--- Start DATA PROVIDED ---

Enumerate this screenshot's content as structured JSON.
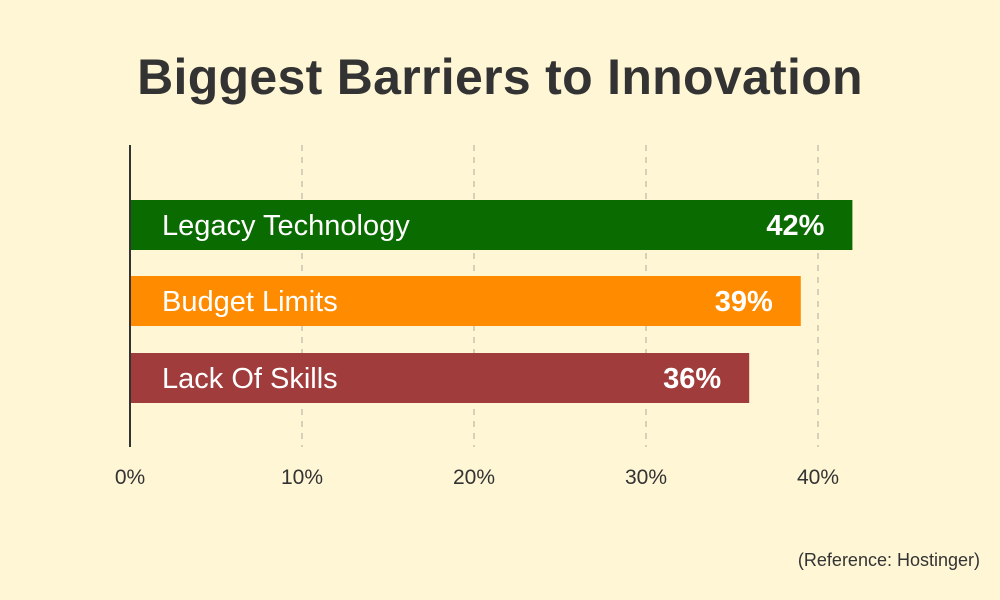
{
  "title": "Biggest Barriers to Innovation",
  "reference": "(Reference: Hostinger)",
  "chart_data": {
    "type": "bar",
    "orientation": "horizontal",
    "title": "Biggest Barriers to Innovation",
    "categories": [
      "Legacy Technology",
      "Budget Limits",
      "Lack Of Skills"
    ],
    "values": [
      42,
      39,
      36
    ],
    "value_labels": [
      "42%",
      "39%",
      "36%"
    ],
    "colors": [
      "#0a6b00",
      "#ff8c00",
      "#a13c3c"
    ],
    "xticks": [
      "0%",
      "10%",
      "20%",
      "30%",
      "40%"
    ],
    "xtick_values": [
      0,
      10,
      20,
      30,
      40
    ],
    "xlim": [
      0,
      40
    ],
    "grid": "vertical dashed",
    "label_color": "#ffffff"
  }
}
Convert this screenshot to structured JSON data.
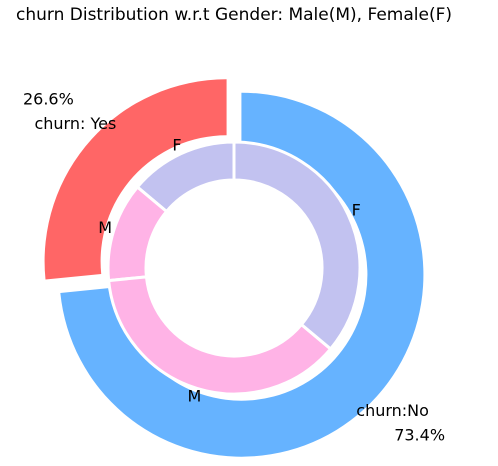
{
  "chart_data": {
    "type": "pie",
    "subtype": "nested-donut",
    "title": "churn Distribution w.r.t Gender: Male(M), Female(F)",
    "outer_ring": {
      "categories": [
        "churn: Yes",
        "churn:No"
      ],
      "values": [
        26.6,
        73.4
      ],
      "percent_labels": [
        "26.6%",
        "73.4%"
      ],
      "colors": [
        "#ff6666",
        "#66b3ff"
      ],
      "exploded": true
    },
    "inner_ring": {
      "categories": [
        "F",
        "M",
        "M",
        "F"
      ],
      "groups": [
        "churn: Yes",
        "churn: Yes",
        "churn:No",
        "churn:No"
      ],
      "values": [
        13.9,
        12.7,
        37.3,
        36.1
      ],
      "colors": [
        "#c2c2f0",
        "#ffb3e6",
        "#ffb3e6",
        "#c2c2f0"
      ]
    }
  }
}
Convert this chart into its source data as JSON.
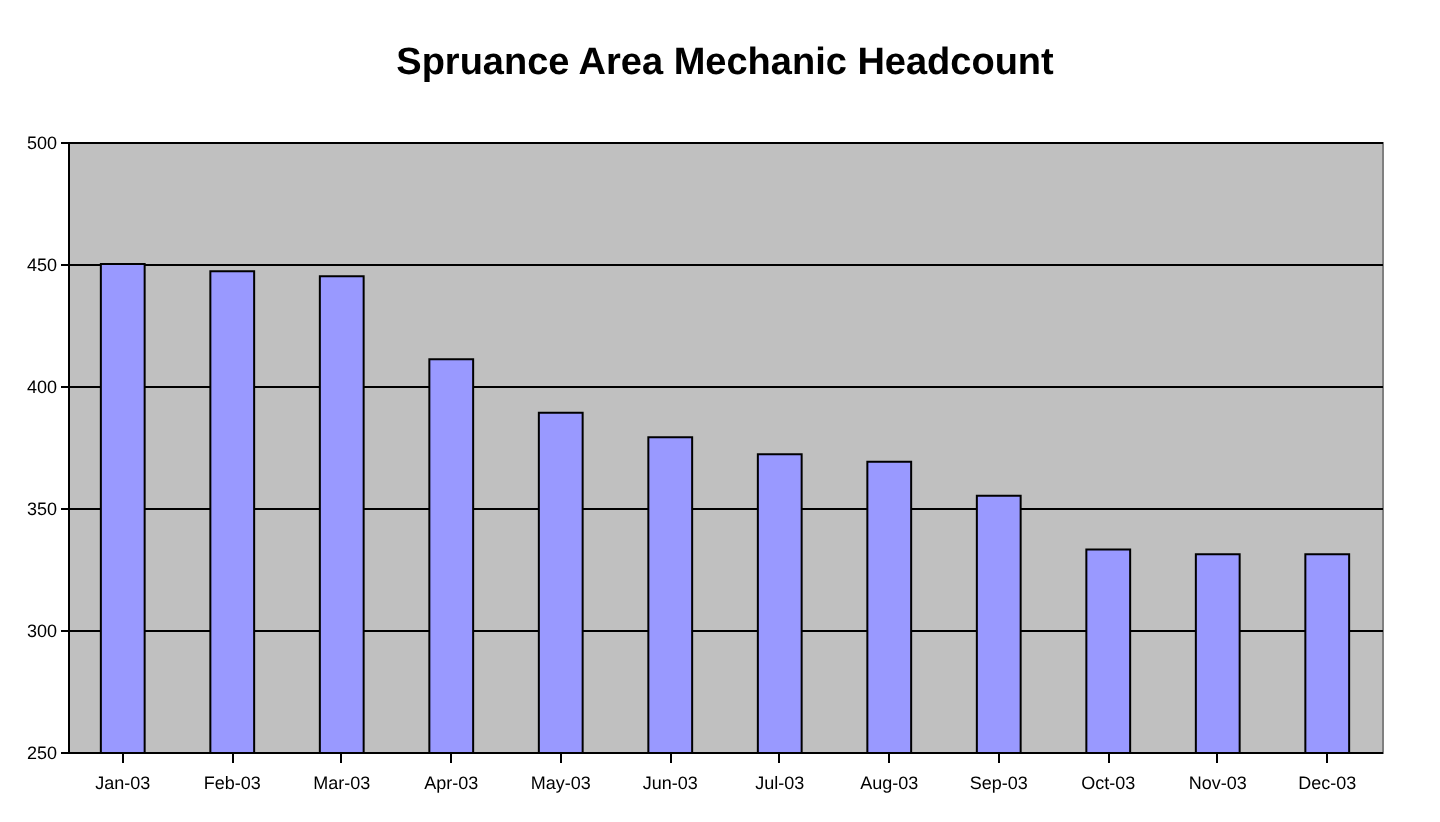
{
  "chart_data": {
    "type": "bar",
    "title": "Spruance Area Mechanic Headcount",
    "categories": [
      "Jan-03",
      "Feb-03",
      "Mar-03",
      "Apr-03",
      "May-03",
      "Jun-03",
      "Jul-03",
      "Aug-03",
      "Sep-03",
      "Oct-03",
      "Nov-03",
      "Dec-03"
    ],
    "values": [
      450,
      447,
      445,
      411,
      389,
      379,
      372,
      369,
      355,
      333,
      331,
      331
    ],
    "color": "#9999ff",
    "ylim": [
      250,
      500
    ],
    "yticks": [
      250,
      300,
      350,
      400,
      450,
      500
    ],
    "grid": "y"
  }
}
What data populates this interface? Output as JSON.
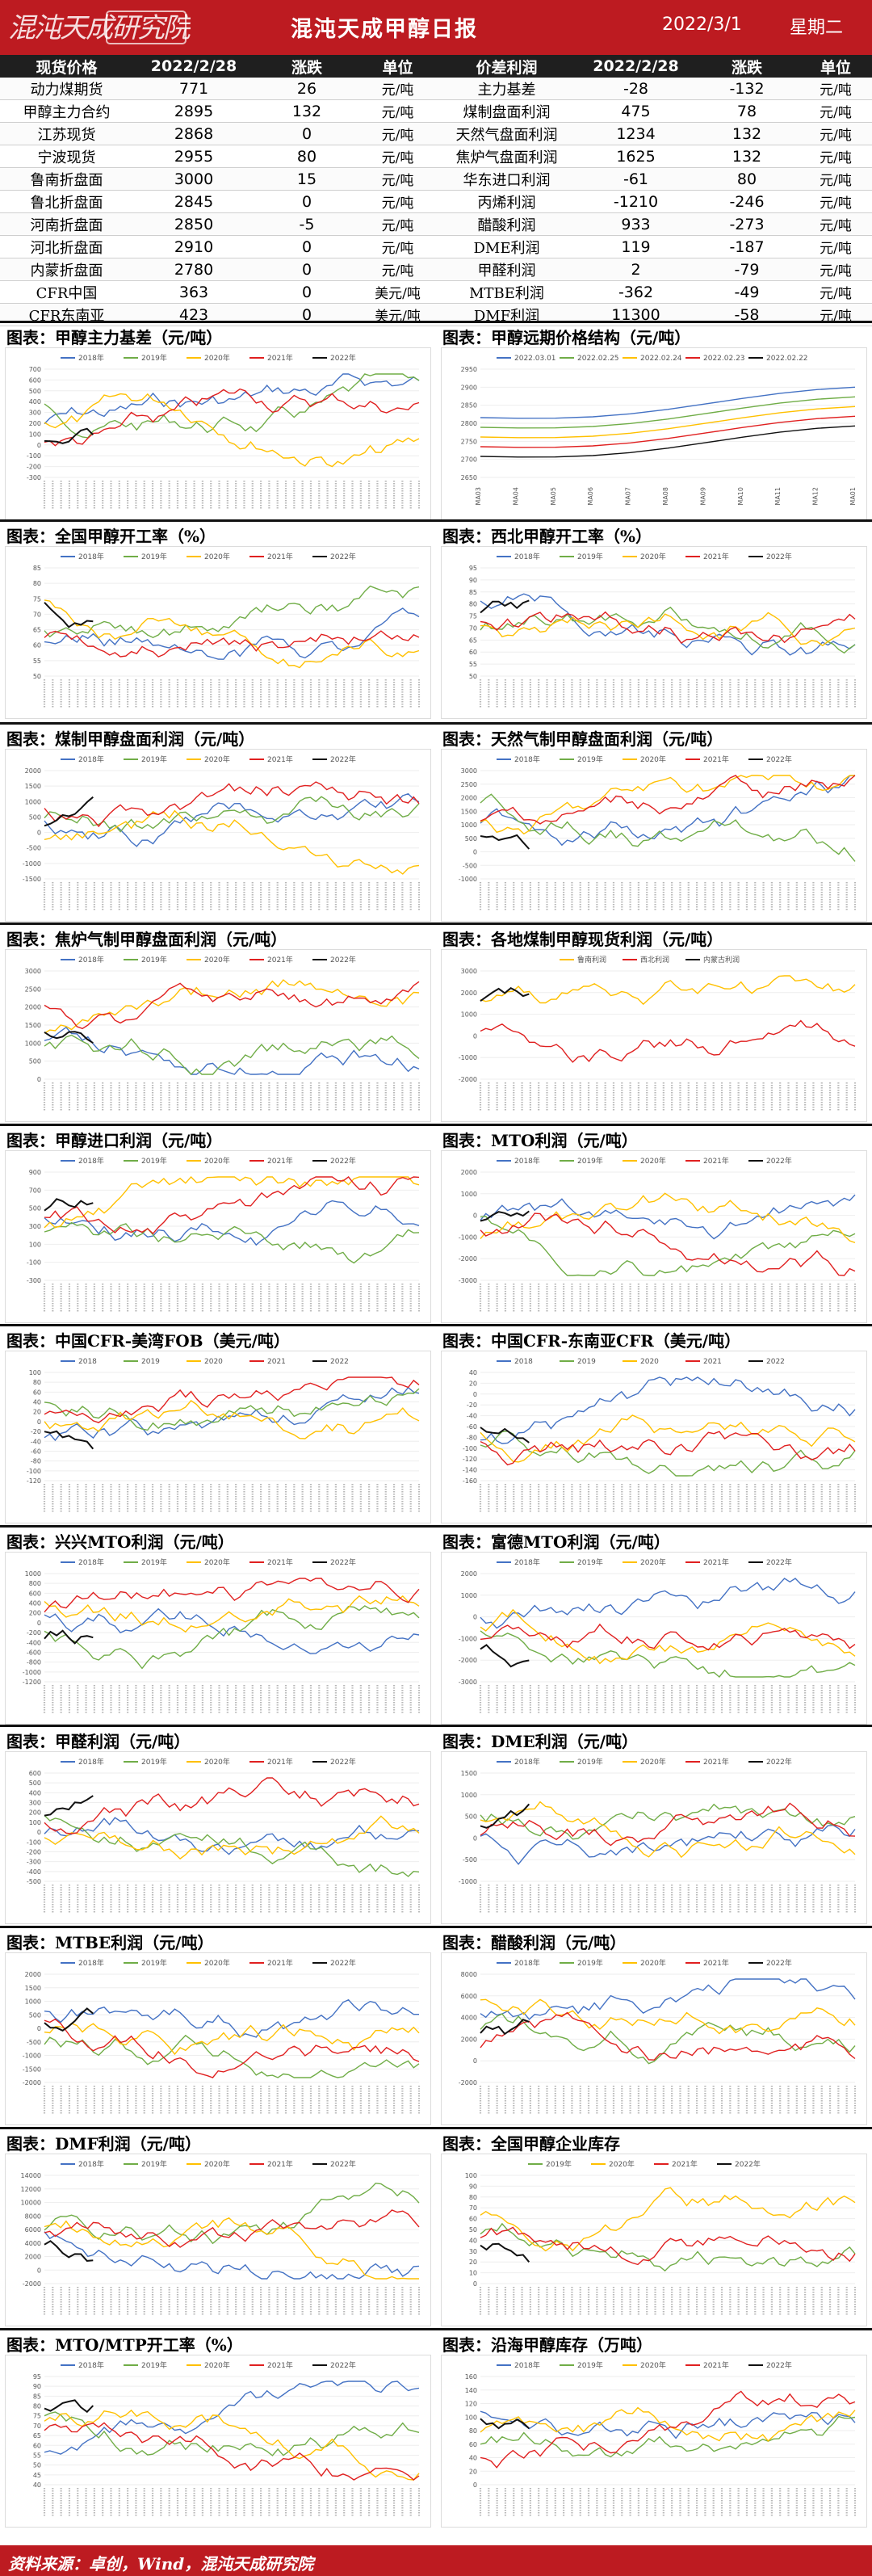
{
  "header": {
    "logo_text": "混沌天成研究院",
    "title": "混沌天成甲醇日报",
    "date": "2022/3/1",
    "weekday": "星期二"
  },
  "spot_table": {
    "headers": [
      "现货价格",
      "2022/2/28",
      "涨跌",
      "单位"
    ],
    "rows": [
      [
        "动力煤期货",
        "771",
        "26",
        "元/吨"
      ],
      [
        "甲醇主力合约",
        "2895",
        "132",
        "元/吨"
      ],
      [
        "江苏现货",
        "2868",
        "0",
        "元/吨"
      ],
      [
        "宁波现货",
        "2955",
        "80",
        "元/吨"
      ],
      [
        "鲁南折盘面",
        "3000",
        "15",
        "元/吨"
      ],
      [
        "鲁北折盘面",
        "2845",
        "0",
        "元/吨"
      ],
      [
        "河南折盘面",
        "2850",
        "-5",
        "元/吨"
      ],
      [
        "河北折盘面",
        "2910",
        "0",
        "元/吨"
      ],
      [
        "内蒙折盘面",
        "2780",
        "0",
        "元/吨"
      ],
      [
        "CFR中国",
        "363",
        "0",
        "美元/吨"
      ],
      [
        "CFR东南亚",
        "423",
        "0",
        "美元/吨"
      ]
    ]
  },
  "profit_table": {
    "headers": [
      "价差利润",
      "2022/2/28",
      "涨跌",
      "单位"
    ],
    "rows": [
      [
        "主力基差",
        "-28",
        "-132",
        "元/吨"
      ],
      [
        "煤制盘面利润",
        "475",
        "78",
        "元/吨"
      ],
      [
        "天然气盘面利润",
        "1234",
        "132",
        "元/吨"
      ],
      [
        "焦炉气盘面利润",
        "1625",
        "132",
        "元/吨"
      ],
      [
        "华东进口利润",
        "-61",
        "80",
        "元/吨"
      ],
      [
        "丙烯利润",
        "-1210",
        "-246",
        "元/吨"
      ],
      [
        "醋酸利润",
        "933",
        "-273",
        "元/吨"
      ],
      [
        "DME利润",
        "119",
        "-187",
        "元/吨"
      ],
      [
        "甲醛利润",
        "2",
        "-79",
        "元/吨"
      ],
      [
        "MTBE利润",
        "-362",
        "-49",
        "元/吨"
      ],
      [
        "DMF利润",
        "11300",
        "-58",
        "元/吨"
      ]
    ]
  },
  "colors": {
    "brand": "#bd1b21",
    "s2018": "#4472c4",
    "s2019": "#70ad47",
    "s2020": "#ffc000",
    "s2021": "#e02020",
    "s2022": "#111111",
    "grey": "#a5a5a5"
  },
  "charts": [
    {
      "title": "图表：甲醇主力基差（元/吨）",
      "chart_data": {
        "type": "line",
        "series_names": [
          "2018年",
          "2019年",
          "2020年",
          "2021年",
          "2022年"
        ],
        "ylim": [
          -300,
          700
        ],
        "yticks": [
          "700",
          "600",
          "500",
          "400",
          "300",
          "200",
          "100",
          "0",
          "-100",
          "-200",
          "-300"
        ]
      }
    },
    {
      "title": "图表：甲醇远期价格结构（元/吨）",
      "chart_data": {
        "type": "line",
        "series_names": [
          "2022.03.01",
          "2022.02.25",
          "2022.02.24",
          "2022.02.23",
          "2022.02.22"
        ],
        "ylim": [
          2650,
          2950
        ],
        "yticks": [
          "2950",
          "2900",
          "2850",
          "2800",
          "2750",
          "2700",
          "2650"
        ],
        "categories": [
          "MA03",
          "MA04",
          "MA05",
          "MA06",
          "MA07",
          "MA08",
          "MA09",
          "MA10",
          "MA11",
          "MA12",
          "MA01"
        ]
      }
    },
    {
      "title": "图表：全国甲醇开工率（%）",
      "chart_data": {
        "type": "line",
        "series_names": [
          "2018年",
          "2019年",
          "2020年",
          "2021年",
          "2022年"
        ],
        "ylim": [
          50,
          85
        ],
        "yticks": [
          "85",
          "80",
          "75",
          "70",
          "65",
          "60",
          "55",
          "50"
        ]
      }
    },
    {
      "title": "图表：西北甲醇开工率（%）",
      "chart_data": {
        "type": "line",
        "series_names": [
          "2018年",
          "2019年",
          "2020年",
          "2021年",
          "2022年"
        ],
        "ylim": [
          50,
          95
        ],
        "yticks": [
          "95",
          "90",
          "85",
          "80",
          "75",
          "70",
          "65",
          "60",
          "55",
          "50"
        ]
      }
    },
    {
      "title": "图表：煤制甲醇盘面利润（元/吨）",
      "chart_data": {
        "type": "line",
        "series_names": [
          "2018年",
          "2019年",
          "2020年",
          "2021年",
          "2022年"
        ],
        "ylim": [
          -1500,
          2000
        ],
        "yticks": [
          "2000",
          "1500",
          "1000",
          "500",
          "0",
          "-500",
          "-1000",
          "-1500"
        ]
      }
    },
    {
      "title": "图表：天然气制甲醇盘面利润（元/吨）",
      "chart_data": {
        "type": "line",
        "series_names": [
          "2018年",
          "2019年",
          "2020年",
          "2021年",
          "2022年"
        ],
        "ylim": [
          -1000,
          3000
        ],
        "yticks": [
          "3000",
          "2500",
          "2000",
          "1500",
          "1000",
          "500",
          "0",
          "-500",
          "-1000"
        ]
      }
    },
    {
      "title": "图表：焦炉气制甲醇盘面利润（元/吨）",
      "chart_data": {
        "type": "line",
        "series_names": [
          "2018年",
          "2019年",
          "2020年",
          "2021年",
          "2022年"
        ],
        "ylim": [
          0,
          3000
        ],
        "yticks": [
          "3000",
          "2500",
          "2000",
          "1500",
          "1000",
          "500",
          "0"
        ]
      }
    },
    {
      "title": "图表：各地煤制甲醇现货利润（元/吨）",
      "chart_data": {
        "type": "line",
        "series_names": [
          "鲁南利润",
          "西北利润",
          "内蒙古利润"
        ],
        "ylim": [
          -2000,
          3000
        ],
        "yticks": [
          "3000",
          "2000",
          "1000",
          "0",
          "-1000",
          "-2000"
        ]
      }
    },
    {
      "title": "图表：甲醇进口利润（元/吨）",
      "chart_data": {
        "type": "line",
        "series_names": [
          "2018年",
          "2019年",
          "2020年",
          "2021年",
          "2022年"
        ],
        "ylim": [
          -300,
          900
        ],
        "yticks": [
          "900",
          "700",
          "500",
          "300",
          "100",
          "-100",
          "-300"
        ]
      }
    },
    {
      "title": "图表：MTO利润（元/吨）",
      "chart_data": {
        "type": "line",
        "series_names": [
          "2018年",
          "2019年",
          "2020年",
          "2021年",
          "2022年"
        ],
        "ylim": [
          -3000,
          2000
        ],
        "yticks": [
          "2000",
          "1000",
          "0",
          "-1000",
          "-2000",
          "-3000"
        ]
      }
    },
    {
      "title": "图表：中国CFR-美湾FOB（美元/吨）",
      "chart_data": {
        "type": "line",
        "series_names": [
          "2018",
          "2019",
          "2020",
          "2021",
          "2022"
        ],
        "ylim": [
          -120,
          100
        ],
        "yticks": [
          "100",
          "80",
          "60",
          "40",
          "20",
          "0",
          "-20",
          "-40",
          "-60",
          "-80",
          "-100",
          "-120"
        ]
      }
    },
    {
      "title": "图表：中国CFR-东南亚CFR（美元/吨）",
      "chart_data": {
        "type": "line",
        "series_names": [
          "2018",
          "2019",
          "2020",
          "2021",
          "2022"
        ],
        "ylim": [
          -160,
          40
        ],
        "yticks": [
          "40",
          "20",
          "0",
          "-20",
          "-40",
          "-60",
          "-80",
          "-100",
          "-120",
          "-140",
          "-160"
        ]
      }
    },
    {
      "title": "图表：兴兴MTO利润（元/吨）",
      "chart_data": {
        "type": "line",
        "series_names": [
          "2018年",
          "2019年",
          "2020年",
          "2021年",
          "2022年"
        ],
        "ylim": [
          -1200,
          1000
        ],
        "yticks": [
          "1000",
          "800",
          "600",
          "400",
          "200",
          "0",
          "-200",
          "-400",
          "-600",
          "-800",
          "-1000",
          "-1200"
        ]
      }
    },
    {
      "title": "图表：富德MTO利润（元/吨）",
      "chart_data": {
        "type": "line",
        "series_names": [
          "2018年",
          "2019年",
          "2020年",
          "2021年",
          "2022年"
        ],
        "ylim": [
          -3000,
          2000
        ],
        "yticks": [
          "2000",
          "1000",
          "0",
          "-1000",
          "-2000",
          "-3000"
        ]
      }
    },
    {
      "title": "图表：甲醛利润（元/吨）",
      "chart_data": {
        "type": "line",
        "series_names": [
          "2018年",
          "2019年",
          "2020年",
          "2021年",
          "2022年"
        ],
        "ylim": [
          -500,
          600
        ],
        "yticks": [
          "600",
          "500",
          "400",
          "300",
          "200",
          "100",
          "0",
          "-100",
          "-200",
          "-300",
          "-400",
          "-500"
        ]
      }
    },
    {
      "title": "图表：DME利润（元/吨）",
      "chart_data": {
        "type": "line",
        "series_names": [
          "2018年",
          "2019年",
          "2020年",
          "2021年",
          "2022年"
        ],
        "ylim": [
          -1000,
          1500
        ],
        "yticks": [
          "1500",
          "1000",
          "500",
          "0",
          "-500",
          "-1000"
        ]
      }
    },
    {
      "title": "图表：MTBE利润（元/吨）",
      "chart_data": {
        "type": "line",
        "series_names": [
          "2018年",
          "2019年",
          "2020年",
          "2021年",
          "2022年"
        ],
        "ylim": [
          -2000,
          2000
        ],
        "yticks": [
          "2000",
          "1500",
          "1000",
          "500",
          "0",
          "-500",
          "-1000",
          "-1500",
          "-2000"
        ]
      }
    },
    {
      "title": "图表：醋酸利润（元/吨）",
      "chart_data": {
        "type": "line",
        "series_names": [
          "2018年",
          "2019年",
          "2020年",
          "2021年",
          "2022年"
        ],
        "ylim": [
          -2000,
          8000
        ],
        "yticks": [
          "8000",
          "6000",
          "4000",
          "2000",
          "0",
          "-2000"
        ]
      }
    },
    {
      "title": "图表：DMF利润（元/吨）",
      "chart_data": {
        "type": "line",
        "series_names": [
          "2018年",
          "2019年",
          "2020年",
          "2021年",
          "2022年"
        ],
        "ylim": [
          -2000,
          14000
        ],
        "yticks": [
          "14000",
          "12000",
          "10000",
          "8000",
          "6000",
          "4000",
          "2000",
          "0",
          "-2000"
        ]
      }
    },
    {
      "title": "图表：全国甲醇企业库存",
      "chart_data": {
        "type": "line",
        "series_names": [
          "2019年",
          "2020年",
          "2021年",
          "2022年"
        ],
        "ylim": [
          0,
          100
        ],
        "yticks": [
          "100",
          "90",
          "80",
          "70",
          "60",
          "50",
          "40",
          "30",
          "20",
          "10",
          "0"
        ]
      }
    },
    {
      "title": "图表：MTO/MTP开工率（%）",
      "chart_data": {
        "type": "line",
        "series_names": [
          "2018年",
          "2019年",
          "2020年",
          "2021年",
          "2022年"
        ],
        "ylim": [
          40,
          95
        ],
        "yticks": [
          "95",
          "90",
          "85",
          "80",
          "75",
          "70",
          "65",
          "60",
          "55",
          "50",
          "45",
          "40"
        ]
      }
    },
    {
      "title": "图表：沿海甲醇库存（万吨）",
      "chart_data": {
        "type": "line",
        "series_names": [
          "2018年",
          "2019年",
          "2020年",
          "2021年",
          "2022年"
        ],
        "ylim": [
          0,
          160
        ],
        "yticks": [
          "160",
          "140",
          "120",
          "100",
          "80",
          "60",
          "40",
          "20",
          "0"
        ]
      }
    }
  ],
  "footer": {
    "source": "资料来源：卓创，Wind，混沌天成研究院"
  }
}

--- End DATA PROVIDED ---

EXERCISE DESCRIPTION:
Copy each line of the records containing the string "Convert".

CORRECT RESULT:
Convert this screenshot to structured JSON data.
Convert this chart into its source data as JSON.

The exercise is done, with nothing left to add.